Extrait de page

Didier
Schein

Décembre 1995

epuis sa déclaration d’indépendance en 1991, la Macédoine n’a pas défrayé la chronique. Encore peu de monde connaît même son existence. Aucune émeute, aucune guerre n’a attiré à Skopje nos télévisions en manque douloureux de sensations fortes. Pourtant ses particularités ethniques et son environnement hostile promettaient à la Macédoine, la plus pauvre des anciennes républiques yougoslaves, un avenir comparable à la Bosnie. Mais contre vents et marées, elle demeure pacifique et donc à l’abri des tornades journalistiques.
L’initiative de la Maison de la Poésie du Nord - Pas-de-Calais et de l’ATTACAFA d’inviter des musiciens macédoniens dans le cadre du 9e « Festival Pluriel » est donc plus que symbolique ; elle peut-être considérée comme un acte de militant en faveur d’un pays qui a justement fait le choix de la culture pour réunir toutes ses forces disparates.

Les Macédoniens sont des orthodoxes parlant une langue slave proche du bulgare, mais ne forment que 65% des 2 millions d’habitants de la République(1). Elle compte également 21% d’Albanais dans l’ouest du pays, [populations « guègue » au nord et « tosque » au sud(2)], 4% de turcs, 2 à 3% de Tsiganes, 2% de Serbes au nord et un nombre, très variable selon les estimations, de « Sarakatsan » (Lévriers Noirs), des pasteurs transhumants aroumains vivant au confins gréco-macédoniens.

Exercice proposé A
D'après le texte sur la Macédoine, quelle proportion des habitants de la République les Albanais représentent-ils ?
Exercice proposé B
Reprenez le texte sur la Macédoine à partir de sa dernière phrase et poursuivez-en la rédaction.
Le matériel qui vient ensuite provient d'une autre source.

Données fournies

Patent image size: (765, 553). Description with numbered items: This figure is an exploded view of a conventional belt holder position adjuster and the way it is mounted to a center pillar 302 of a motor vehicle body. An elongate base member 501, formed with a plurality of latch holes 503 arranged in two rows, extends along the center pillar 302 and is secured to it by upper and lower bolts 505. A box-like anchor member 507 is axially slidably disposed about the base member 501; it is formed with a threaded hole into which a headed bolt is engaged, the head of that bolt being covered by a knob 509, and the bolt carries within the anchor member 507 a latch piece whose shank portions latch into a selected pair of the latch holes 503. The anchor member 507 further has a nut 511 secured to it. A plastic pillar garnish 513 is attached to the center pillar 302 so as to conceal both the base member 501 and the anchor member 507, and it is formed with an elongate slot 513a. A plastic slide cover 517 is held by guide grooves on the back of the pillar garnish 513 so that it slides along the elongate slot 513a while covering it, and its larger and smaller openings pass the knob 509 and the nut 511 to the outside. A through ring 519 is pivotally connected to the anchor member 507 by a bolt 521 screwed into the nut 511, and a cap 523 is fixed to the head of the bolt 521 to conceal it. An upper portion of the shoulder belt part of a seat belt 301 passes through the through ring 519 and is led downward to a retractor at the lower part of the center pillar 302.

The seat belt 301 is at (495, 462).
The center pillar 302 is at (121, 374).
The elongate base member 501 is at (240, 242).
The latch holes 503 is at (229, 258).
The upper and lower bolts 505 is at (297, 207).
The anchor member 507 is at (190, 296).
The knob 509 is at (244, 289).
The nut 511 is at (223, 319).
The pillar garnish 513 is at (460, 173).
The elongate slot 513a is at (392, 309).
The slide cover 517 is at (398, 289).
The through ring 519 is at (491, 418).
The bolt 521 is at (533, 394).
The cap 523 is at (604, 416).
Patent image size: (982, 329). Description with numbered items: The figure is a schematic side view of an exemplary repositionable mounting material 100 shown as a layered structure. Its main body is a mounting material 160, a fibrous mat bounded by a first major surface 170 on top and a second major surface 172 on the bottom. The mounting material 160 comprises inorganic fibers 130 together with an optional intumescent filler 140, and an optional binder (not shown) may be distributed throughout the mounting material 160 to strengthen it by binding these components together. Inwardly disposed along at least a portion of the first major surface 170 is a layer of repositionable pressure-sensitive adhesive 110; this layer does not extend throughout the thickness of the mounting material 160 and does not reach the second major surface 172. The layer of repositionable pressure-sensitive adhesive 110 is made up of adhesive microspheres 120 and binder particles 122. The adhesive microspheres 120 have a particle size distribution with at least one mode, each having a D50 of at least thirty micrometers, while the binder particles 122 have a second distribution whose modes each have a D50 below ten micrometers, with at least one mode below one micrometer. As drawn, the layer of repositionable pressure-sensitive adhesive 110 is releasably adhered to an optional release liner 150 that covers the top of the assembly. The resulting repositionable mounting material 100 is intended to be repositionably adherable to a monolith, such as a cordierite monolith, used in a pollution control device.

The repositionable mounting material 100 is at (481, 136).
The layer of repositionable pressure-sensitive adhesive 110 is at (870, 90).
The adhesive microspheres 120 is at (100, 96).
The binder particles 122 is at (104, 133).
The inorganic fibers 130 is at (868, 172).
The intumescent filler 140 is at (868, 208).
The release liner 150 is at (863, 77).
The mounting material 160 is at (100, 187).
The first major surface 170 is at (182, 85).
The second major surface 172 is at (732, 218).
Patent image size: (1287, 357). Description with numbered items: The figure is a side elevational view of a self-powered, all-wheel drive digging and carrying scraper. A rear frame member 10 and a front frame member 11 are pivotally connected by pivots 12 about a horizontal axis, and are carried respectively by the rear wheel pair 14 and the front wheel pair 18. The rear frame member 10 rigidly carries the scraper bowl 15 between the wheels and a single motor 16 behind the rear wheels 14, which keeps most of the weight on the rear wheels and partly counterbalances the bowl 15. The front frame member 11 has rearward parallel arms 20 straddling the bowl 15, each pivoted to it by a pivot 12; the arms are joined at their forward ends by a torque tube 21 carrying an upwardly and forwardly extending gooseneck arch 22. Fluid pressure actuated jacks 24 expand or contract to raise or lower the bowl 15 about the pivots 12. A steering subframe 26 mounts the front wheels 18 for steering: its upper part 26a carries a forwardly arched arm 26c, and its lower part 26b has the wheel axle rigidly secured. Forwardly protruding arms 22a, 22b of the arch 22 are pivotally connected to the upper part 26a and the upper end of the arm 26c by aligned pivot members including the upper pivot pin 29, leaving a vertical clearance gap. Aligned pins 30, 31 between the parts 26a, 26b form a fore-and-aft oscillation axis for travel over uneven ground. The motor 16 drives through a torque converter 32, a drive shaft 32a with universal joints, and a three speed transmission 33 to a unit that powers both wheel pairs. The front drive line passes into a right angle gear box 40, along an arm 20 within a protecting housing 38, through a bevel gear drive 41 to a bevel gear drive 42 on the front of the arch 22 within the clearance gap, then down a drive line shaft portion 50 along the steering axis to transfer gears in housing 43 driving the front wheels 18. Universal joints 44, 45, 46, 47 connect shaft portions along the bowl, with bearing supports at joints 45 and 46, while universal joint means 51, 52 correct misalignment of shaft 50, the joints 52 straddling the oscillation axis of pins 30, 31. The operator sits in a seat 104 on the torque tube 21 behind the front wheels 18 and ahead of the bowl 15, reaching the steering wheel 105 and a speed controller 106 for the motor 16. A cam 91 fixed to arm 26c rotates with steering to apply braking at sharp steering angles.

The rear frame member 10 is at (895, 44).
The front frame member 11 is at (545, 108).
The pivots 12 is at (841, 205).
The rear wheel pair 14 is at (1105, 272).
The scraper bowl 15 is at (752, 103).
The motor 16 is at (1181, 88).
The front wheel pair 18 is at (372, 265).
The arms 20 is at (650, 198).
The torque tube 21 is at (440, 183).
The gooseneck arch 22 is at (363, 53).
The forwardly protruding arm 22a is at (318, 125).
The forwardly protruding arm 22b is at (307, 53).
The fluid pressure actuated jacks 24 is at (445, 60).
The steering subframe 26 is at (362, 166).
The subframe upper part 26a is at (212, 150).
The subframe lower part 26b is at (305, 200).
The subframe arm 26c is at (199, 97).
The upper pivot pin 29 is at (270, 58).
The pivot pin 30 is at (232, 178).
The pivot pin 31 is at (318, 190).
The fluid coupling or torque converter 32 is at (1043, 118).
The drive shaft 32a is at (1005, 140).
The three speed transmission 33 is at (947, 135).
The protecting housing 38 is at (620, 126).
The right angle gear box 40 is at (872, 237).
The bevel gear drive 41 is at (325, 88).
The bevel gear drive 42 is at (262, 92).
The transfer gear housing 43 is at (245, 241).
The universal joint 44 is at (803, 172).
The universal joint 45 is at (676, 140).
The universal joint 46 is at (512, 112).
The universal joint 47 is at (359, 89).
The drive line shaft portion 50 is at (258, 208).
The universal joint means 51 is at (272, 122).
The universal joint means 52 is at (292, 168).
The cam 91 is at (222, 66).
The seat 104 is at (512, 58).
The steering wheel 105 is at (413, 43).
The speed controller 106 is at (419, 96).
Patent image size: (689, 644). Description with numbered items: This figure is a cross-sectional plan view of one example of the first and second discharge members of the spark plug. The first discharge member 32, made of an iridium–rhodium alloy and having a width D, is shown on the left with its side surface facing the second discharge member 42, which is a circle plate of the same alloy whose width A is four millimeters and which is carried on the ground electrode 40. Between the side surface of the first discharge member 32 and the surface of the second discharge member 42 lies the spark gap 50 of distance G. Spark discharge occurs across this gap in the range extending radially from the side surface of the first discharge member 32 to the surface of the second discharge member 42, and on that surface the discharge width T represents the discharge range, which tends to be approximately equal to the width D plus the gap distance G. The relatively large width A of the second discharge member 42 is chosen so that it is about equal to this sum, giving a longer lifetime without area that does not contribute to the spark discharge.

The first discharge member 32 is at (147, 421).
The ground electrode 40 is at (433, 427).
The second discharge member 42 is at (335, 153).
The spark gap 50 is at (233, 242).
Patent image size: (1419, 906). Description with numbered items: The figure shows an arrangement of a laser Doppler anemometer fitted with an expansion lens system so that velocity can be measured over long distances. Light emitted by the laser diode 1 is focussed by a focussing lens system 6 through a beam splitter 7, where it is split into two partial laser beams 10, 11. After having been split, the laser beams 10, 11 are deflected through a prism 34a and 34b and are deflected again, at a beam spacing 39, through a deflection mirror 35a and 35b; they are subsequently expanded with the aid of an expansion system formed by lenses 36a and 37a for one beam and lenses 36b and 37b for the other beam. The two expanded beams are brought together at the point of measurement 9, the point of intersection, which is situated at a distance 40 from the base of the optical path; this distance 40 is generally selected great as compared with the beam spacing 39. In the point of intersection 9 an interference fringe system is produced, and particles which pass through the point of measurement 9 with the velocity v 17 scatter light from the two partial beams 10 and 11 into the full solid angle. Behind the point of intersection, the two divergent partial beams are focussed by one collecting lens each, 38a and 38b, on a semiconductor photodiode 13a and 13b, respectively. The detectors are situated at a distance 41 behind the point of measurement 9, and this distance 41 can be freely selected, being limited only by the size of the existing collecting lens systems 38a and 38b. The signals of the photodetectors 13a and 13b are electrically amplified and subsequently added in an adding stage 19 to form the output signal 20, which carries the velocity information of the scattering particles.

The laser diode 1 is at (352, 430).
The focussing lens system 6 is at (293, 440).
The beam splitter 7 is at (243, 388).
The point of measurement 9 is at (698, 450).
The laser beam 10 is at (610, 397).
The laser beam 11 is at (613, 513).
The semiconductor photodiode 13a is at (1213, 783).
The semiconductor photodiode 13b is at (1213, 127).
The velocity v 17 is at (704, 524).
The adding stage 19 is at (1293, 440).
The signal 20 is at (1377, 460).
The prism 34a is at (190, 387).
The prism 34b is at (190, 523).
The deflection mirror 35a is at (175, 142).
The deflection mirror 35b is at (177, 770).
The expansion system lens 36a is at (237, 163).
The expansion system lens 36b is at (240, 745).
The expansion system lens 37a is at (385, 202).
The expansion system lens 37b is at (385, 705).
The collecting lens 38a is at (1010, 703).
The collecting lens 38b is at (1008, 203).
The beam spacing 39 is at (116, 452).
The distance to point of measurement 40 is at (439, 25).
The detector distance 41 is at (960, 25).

Réponse attendue A
Ils en représentent 21 %.

Réponse attendue B
La république de Macédoine a des frontières communes au nord avec la Serbie, soupçonnée de visées expansionnistes, à l’est avec la Bulgarie, qui considère la langue et la culture macédoniennes comme bulgares, au sud avec la Grèce qui récuse à ce pays le droit de porter le nom antique de Macédoine (mais qui par un récent accord, vient d’accepter de lever le blocus économique qu’elle maintenait contre elle), et à l’ouest avec l’Albanie qui soutient les partis albanais de Macédoine. Pays complexe, divers donc, mais dans lequel les disparités, sources de divisions, deviennent des moyens d’unité quand il s’agit de la culture.
Les concerts donnés par Jakov Drenkovski et ses deux musiciens furent justement révélateurs de la richesse de la culture macédonienne mais également de ce phénomène de confluence qui la caractérise.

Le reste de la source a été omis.